Task statement: Each entry that follows is to be retyped exactly. Pictures do not belong in the copy.

Input material:

══════════

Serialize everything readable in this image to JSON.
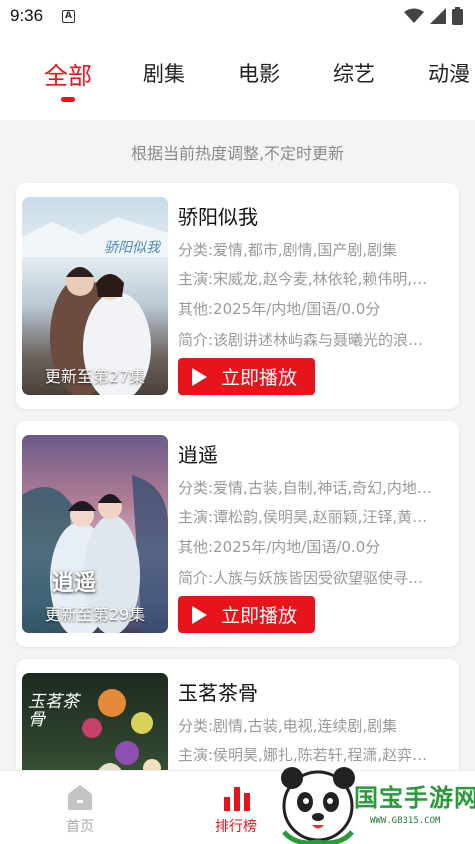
{
  "status_bar": {
    "time": "9:36",
    "notif_letter": "A"
  },
  "tabs": [
    {
      "label": "全部",
      "active": true
    },
    {
      "label": "剧集"
    },
    {
      "label": "电影"
    },
    {
      "label": "综艺"
    },
    {
      "label": "动漫"
    }
  ],
  "notice": "根据当前热度调整,不定时更新",
  "items": [
    {
      "title": "骄阳似我",
      "episode": "更新至第27集",
      "category": "分类:爱情,都市,剧情,国产剧,剧集",
      "cast": "主演:宋威龙,赵今麦,林依轮,赖伟明,…",
      "other": "其他:2025年/内地/国语/0.0分",
      "intro": "简介:该剧讲述林屿森与聂曦光的浪…",
      "play": "立即播放",
      "poster_art": "骄阳似我"
    },
    {
      "title": "逍遥",
      "episode": "更新至第29集",
      "category": "分类:爱情,古装,自制,神话,奇幻,内地…",
      "cast": "主演:谭松韵,侯明昊,赵丽颖,汪铎,黄…",
      "other": "其他:2025年/内地/国语/0.0分",
      "intro": "简介:人族与妖族皆因受欲望驱使寻…",
      "play": "立即播放",
      "poster_art": "逍遥"
    },
    {
      "title": "玉茗茶骨",
      "category": "分类:剧情,古装,电视,连续剧,剧集",
      "cast": "主演:侯明昊,娜扎,陈若轩,程潇,赵弈…",
      "poster_art": "玉茗茶骨"
    }
  ],
  "bottom_nav": [
    {
      "label": "首页",
      "icon": "home-icon",
      "active": false
    },
    {
      "label": "排行榜",
      "icon": "ranking-icon",
      "active": true
    }
  ],
  "watermark": {
    "text": "国宝手游网",
    "url": "WWW.GB315.COM"
  },
  "colors": {
    "accent": "#e5151b",
    "meta_text": "#9a9a9a",
    "watermark": "#2a9a3a"
  }
}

══════════

Complete output:
Serialize everything readable in this image to JSON.
{
  "status_bar": {
    "time": "9:36",
    "notif_letter": "A"
  },
  "tabs": [
    {
      "label": "全部",
      "active": true
    },
    {
      "label": "剧集"
    },
    {
      "label": "电影"
    },
    {
      "label": "综艺"
    },
    {
      "label": "动漫"
    }
  ],
  "notice": "根据当前热度调整,不定时更新",
  "items": [
    {
      "title": "骄阳似我",
      "episode": "更新至第27集",
      "category": "分类:爱情,都市,剧情,国产剧,剧集",
      "cast": "主演:宋威龙,赵今麦,林依轮,赖伟明,…",
      "other": "其他:2025年/内地/国语/0.0分",
      "intro": "简介:该剧讲述林屿森与聂曦光的浪…",
      "play": "立即播放",
      "poster_art": "骄阳似我"
    },
    {
      "title": "逍遥",
      "episode": "更新至第29集",
      "category": "分类:爱情,古装,自制,神话,奇幻,内地…",
      "cast": "主演:谭松韵,侯明昊,赵丽颖,汪铎,黄…",
      "other": "其他:2025年/内地/国语/0.0分",
      "intro": "简介:人族与妖族皆因受欲望驱使寻…",
      "play": "立即播放",
      "poster_art": "逍遥"
    },
    {
      "title": "玉茗茶骨",
      "category": "分类:剧情,古装,电视,连续剧,剧集",
      "cast": "主演:侯明昊,娜扎,陈若轩,程潇,赵弈…",
      "poster_art": "玉茗茶骨"
    }
  ],
  "bottom_nav": [
    {
      "label": "首页",
      "icon": "home-icon",
      "active": false
    },
    {
      "label": "排行榜",
      "icon": "ranking-icon",
      "active": true
    }
  ],
  "watermark": {
    "text": "国宝手游网",
    "url": "WWW.GB315.COM"
  },
  "colors": {
    "accent": "#e5151b",
    "meta_text": "#9a9a9a",
    "watermark": "#2a9a3a"
  }
}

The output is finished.